Your goal ->
Provide only the number of lines where "Twoich" occurs.

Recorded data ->
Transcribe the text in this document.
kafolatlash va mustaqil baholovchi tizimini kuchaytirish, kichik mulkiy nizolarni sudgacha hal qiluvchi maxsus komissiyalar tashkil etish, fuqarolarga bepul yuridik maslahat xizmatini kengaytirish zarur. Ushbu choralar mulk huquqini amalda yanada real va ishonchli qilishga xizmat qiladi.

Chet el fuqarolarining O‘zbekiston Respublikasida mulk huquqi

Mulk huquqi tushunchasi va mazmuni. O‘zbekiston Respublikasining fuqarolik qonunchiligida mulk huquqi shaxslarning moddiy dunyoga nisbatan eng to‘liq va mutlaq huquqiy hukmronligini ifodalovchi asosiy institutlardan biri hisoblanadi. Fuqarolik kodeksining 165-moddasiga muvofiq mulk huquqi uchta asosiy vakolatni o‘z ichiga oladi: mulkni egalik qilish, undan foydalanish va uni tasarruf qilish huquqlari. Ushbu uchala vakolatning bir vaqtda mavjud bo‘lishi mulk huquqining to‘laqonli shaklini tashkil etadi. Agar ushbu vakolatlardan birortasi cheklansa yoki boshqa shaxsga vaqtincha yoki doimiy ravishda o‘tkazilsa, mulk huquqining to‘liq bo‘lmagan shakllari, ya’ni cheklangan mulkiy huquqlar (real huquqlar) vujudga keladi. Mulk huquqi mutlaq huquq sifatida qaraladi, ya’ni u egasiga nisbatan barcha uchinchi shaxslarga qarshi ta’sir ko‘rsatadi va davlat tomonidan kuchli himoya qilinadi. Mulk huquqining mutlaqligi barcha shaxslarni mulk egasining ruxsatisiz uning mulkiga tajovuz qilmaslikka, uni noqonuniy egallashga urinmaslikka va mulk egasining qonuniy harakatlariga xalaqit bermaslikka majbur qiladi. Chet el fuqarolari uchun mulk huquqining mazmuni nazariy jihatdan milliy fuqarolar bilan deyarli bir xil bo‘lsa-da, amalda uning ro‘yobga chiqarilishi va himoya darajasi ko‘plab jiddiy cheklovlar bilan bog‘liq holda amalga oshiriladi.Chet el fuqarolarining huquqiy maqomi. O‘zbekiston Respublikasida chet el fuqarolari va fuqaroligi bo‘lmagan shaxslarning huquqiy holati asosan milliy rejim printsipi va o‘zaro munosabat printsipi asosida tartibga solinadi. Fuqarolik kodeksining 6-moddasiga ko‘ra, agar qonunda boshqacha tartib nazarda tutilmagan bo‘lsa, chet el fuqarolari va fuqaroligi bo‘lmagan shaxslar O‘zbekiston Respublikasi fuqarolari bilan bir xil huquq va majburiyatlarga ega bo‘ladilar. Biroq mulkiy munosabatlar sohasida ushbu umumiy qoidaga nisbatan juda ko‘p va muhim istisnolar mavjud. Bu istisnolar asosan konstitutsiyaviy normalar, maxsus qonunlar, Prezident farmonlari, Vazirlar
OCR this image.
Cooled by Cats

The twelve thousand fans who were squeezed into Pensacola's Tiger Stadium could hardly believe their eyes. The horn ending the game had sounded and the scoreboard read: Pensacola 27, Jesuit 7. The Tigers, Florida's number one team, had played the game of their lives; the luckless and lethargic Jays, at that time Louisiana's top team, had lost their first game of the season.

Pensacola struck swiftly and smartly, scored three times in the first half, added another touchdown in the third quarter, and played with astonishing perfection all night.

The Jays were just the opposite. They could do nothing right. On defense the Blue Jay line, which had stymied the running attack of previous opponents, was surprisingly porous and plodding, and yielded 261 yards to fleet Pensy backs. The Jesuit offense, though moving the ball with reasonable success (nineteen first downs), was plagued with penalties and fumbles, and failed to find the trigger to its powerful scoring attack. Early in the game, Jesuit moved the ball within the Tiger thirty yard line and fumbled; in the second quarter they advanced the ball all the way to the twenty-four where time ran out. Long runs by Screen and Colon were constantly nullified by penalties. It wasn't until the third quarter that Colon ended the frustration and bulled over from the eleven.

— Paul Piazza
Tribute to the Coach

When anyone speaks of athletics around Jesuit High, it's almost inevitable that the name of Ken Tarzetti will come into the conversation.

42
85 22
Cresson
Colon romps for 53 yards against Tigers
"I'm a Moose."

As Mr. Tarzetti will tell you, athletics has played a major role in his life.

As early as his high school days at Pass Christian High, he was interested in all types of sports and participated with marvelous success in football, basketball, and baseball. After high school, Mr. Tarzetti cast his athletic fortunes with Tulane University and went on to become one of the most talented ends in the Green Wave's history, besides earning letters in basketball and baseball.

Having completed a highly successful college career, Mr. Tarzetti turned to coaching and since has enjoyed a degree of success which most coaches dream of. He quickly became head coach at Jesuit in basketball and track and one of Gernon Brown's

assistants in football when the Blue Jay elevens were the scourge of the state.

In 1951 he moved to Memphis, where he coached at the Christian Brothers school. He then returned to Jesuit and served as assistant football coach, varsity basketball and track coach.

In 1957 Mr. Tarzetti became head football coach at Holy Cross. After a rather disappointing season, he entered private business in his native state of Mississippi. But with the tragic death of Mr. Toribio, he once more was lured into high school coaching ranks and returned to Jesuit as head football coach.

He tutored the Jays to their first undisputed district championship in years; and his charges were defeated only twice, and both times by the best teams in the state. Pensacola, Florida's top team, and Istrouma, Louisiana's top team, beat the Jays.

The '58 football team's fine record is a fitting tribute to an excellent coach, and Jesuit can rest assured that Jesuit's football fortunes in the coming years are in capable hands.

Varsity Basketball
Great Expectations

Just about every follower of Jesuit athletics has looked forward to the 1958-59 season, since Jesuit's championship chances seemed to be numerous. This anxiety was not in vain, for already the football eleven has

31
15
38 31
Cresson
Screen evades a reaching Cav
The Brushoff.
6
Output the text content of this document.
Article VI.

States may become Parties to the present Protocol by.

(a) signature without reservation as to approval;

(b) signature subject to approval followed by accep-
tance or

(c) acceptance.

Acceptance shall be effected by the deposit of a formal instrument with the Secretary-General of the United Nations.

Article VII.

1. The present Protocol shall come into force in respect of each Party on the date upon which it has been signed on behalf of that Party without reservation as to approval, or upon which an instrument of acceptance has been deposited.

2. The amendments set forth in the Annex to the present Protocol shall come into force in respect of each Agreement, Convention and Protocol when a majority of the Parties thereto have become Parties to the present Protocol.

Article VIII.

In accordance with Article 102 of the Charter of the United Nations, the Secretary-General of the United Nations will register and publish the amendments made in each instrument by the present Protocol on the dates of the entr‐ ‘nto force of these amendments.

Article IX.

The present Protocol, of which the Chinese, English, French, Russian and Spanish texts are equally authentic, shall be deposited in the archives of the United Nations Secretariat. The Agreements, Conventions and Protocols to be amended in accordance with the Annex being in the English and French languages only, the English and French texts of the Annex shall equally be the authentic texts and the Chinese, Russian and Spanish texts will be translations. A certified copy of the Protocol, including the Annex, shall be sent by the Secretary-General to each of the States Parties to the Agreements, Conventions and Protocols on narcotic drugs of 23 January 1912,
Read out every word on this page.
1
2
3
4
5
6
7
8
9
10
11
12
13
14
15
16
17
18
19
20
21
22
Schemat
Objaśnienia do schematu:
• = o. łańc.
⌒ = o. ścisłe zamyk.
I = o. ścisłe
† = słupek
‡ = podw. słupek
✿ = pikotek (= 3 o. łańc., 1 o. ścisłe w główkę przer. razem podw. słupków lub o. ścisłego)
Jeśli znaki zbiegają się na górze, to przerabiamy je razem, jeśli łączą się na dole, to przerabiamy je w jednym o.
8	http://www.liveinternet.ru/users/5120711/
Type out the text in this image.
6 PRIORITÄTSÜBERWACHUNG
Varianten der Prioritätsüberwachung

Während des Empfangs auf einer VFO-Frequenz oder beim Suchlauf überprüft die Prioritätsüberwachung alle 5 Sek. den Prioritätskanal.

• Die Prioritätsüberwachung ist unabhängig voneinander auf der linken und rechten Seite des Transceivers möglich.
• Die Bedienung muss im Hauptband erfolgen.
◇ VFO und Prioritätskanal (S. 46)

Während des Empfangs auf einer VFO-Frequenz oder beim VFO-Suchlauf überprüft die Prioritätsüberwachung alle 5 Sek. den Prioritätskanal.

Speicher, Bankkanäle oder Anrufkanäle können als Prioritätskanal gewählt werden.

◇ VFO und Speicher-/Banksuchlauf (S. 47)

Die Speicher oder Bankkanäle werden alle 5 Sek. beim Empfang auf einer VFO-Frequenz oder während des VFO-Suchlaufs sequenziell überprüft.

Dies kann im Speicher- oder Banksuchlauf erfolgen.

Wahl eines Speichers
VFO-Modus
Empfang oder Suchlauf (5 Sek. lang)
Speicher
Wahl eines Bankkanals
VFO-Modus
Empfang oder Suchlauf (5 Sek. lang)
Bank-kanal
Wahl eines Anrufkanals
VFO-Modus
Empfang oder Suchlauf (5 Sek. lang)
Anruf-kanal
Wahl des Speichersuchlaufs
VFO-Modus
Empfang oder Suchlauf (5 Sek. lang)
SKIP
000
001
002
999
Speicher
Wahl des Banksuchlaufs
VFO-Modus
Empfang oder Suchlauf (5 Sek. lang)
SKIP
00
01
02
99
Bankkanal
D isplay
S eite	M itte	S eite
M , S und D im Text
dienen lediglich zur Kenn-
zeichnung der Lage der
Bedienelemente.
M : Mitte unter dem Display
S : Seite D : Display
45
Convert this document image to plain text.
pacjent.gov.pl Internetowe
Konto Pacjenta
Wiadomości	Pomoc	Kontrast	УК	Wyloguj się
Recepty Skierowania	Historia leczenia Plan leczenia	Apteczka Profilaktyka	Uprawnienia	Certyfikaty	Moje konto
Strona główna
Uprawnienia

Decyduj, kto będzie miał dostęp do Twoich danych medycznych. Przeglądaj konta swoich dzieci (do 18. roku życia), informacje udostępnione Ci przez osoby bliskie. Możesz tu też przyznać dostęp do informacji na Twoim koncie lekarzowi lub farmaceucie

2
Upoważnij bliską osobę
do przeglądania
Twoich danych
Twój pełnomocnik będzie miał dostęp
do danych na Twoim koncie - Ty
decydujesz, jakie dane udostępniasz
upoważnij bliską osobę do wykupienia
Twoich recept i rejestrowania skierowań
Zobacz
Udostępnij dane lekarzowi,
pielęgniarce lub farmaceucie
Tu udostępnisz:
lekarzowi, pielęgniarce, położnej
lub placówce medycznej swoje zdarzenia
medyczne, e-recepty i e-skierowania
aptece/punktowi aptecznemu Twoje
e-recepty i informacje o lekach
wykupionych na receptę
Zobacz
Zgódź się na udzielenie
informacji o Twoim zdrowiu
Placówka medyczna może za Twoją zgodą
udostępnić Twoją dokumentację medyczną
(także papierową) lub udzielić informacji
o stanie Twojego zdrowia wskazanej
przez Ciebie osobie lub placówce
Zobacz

Answer to the task ->
3